## TASK MATERIAL:

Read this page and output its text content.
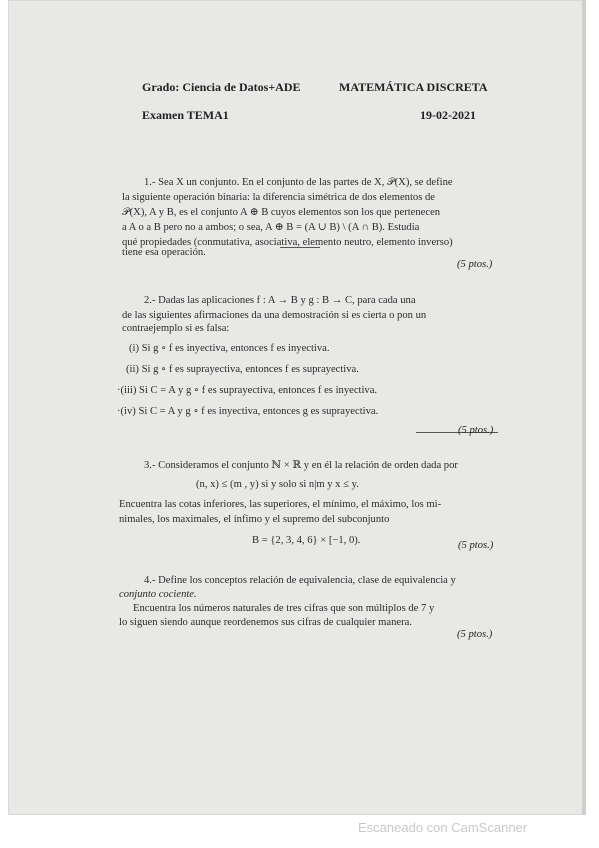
Grado: Ciencia de Datos+ADE	MATEMÁTICA DISCRETA
Examen TEMA1	19-02-2021
1.- Sea X un conjunto. En el conjunto de las partes de X, 𝒫(X), se define
la siguiente operación binaria: la diferencia simétrica de dos elementos de
𝒫(X), A y B, es el conjunto A ⊕ B cuyos elementos son los que pertenecen
a A o a B pero no a ambos; o sea, A ⊕ B = (A ∪ B) \ (A ∩ B). Estudia
qué propiedades (conmutativa, asociativa, elemento neutro, elemento inverso)
tiene esa operación.
(5 ptos.)
2.- Dadas las aplicaciones f : A → B y g : B → C, para cada una
de las siguientes afirmaciones da una demostración si es cierta o pon un
contraejemplo si es falsa:
(i) Si g ∘ f es inyectiva, entonces f es inyectiva.
(ii) Si g ∘ f es suprayectiva, entonces f es suprayectiva.
·(iii) Si C = A y g ∘ f es suprayectiva, entonces f es inyectiva.
·(iv) Si C = A y g ∘ f es inyectiva, entonces g es suprayectiva.
(5 ptos.)
3.- Consideramos el conjunto ℕ × ℝ y en él la relación de orden dada por
(n, x) ≤ (m , y) si y solo si n|m y x ≤ y.
Encuentra las cotas inferiores, las superiores, el mínimo, el máximo, los mi-
nimales, los maximales, el ínfimo y el supremo del subconjunto
B = {2, 3, 4, 6} × [−1, 0).	(5 ptos.)
4.- Define los conceptos relación de equivalencia, clase de equivalencia y
conjunto cociente.
Encuentra los números naturales de tres cifras que son múltiplos de 7 y
lo siguen siendo aunque reordenemos sus cifras de cualquier manera.
(5 ptos.)
Escaneado con CamScanner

## STATED EXERCISE:
Find all lines holding the string "elementos" and copy them.

## WRITTEN SOLUTION:
la siguiente operación binaria: la diferencia simétrica de dos elementos de
𝒫(X), A y B, es el conjunto A ⊕ B cuyos elementos son los que pertenecen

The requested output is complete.